> _TASK BRIEF_
Report only how many lines of the entries below contain the string "услуг".

==== PROVIDED DATA

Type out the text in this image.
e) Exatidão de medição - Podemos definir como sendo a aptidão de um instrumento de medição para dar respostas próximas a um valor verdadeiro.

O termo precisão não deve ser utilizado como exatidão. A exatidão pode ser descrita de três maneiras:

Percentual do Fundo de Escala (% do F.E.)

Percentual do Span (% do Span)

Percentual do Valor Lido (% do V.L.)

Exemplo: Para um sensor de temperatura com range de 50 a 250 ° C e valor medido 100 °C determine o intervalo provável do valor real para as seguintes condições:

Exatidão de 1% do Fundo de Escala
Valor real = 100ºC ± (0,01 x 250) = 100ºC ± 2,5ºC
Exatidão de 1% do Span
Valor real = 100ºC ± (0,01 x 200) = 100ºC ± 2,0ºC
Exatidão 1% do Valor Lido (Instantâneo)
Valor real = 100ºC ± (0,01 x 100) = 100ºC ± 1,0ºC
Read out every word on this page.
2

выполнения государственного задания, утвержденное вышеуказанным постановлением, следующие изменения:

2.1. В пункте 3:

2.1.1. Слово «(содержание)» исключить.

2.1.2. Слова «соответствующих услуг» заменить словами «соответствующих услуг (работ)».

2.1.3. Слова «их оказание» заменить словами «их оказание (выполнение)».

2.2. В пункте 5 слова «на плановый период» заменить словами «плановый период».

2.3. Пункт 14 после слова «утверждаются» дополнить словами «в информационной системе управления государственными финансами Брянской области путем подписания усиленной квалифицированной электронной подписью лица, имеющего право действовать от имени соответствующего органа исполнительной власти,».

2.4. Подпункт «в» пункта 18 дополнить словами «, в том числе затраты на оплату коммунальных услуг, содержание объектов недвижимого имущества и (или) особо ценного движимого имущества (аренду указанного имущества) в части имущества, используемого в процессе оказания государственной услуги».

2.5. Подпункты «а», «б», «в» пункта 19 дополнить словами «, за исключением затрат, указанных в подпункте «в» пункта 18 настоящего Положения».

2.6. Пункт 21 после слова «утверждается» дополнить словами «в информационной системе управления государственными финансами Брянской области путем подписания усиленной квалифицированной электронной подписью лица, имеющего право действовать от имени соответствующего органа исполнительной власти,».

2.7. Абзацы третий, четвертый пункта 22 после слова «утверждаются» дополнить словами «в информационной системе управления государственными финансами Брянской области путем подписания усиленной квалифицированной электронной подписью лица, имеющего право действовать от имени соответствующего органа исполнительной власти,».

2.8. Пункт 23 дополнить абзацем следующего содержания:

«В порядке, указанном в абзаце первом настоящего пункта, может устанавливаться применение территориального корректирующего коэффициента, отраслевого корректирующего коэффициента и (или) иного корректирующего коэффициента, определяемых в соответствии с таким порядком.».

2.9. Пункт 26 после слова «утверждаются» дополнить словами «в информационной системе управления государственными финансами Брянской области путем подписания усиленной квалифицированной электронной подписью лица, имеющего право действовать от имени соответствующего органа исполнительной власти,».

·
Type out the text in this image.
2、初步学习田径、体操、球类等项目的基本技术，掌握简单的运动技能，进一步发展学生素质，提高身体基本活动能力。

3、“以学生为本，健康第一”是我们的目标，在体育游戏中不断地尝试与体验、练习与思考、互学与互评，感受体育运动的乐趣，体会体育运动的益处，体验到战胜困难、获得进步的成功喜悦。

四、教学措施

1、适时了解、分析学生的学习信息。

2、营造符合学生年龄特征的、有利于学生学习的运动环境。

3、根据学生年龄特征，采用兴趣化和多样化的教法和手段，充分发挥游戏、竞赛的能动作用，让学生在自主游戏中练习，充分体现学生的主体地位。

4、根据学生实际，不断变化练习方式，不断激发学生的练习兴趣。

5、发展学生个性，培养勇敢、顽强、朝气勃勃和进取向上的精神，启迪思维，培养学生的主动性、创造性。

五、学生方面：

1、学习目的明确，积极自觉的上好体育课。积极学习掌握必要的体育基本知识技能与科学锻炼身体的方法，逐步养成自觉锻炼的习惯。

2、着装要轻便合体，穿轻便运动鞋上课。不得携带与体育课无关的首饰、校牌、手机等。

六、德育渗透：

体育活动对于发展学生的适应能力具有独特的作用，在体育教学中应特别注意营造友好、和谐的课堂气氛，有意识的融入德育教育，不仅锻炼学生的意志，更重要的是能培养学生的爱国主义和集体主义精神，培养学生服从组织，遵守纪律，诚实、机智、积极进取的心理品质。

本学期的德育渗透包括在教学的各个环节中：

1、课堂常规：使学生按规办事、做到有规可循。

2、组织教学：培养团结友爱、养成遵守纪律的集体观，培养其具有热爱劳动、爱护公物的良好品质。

========

> _EXERCISE SOLUTION_
2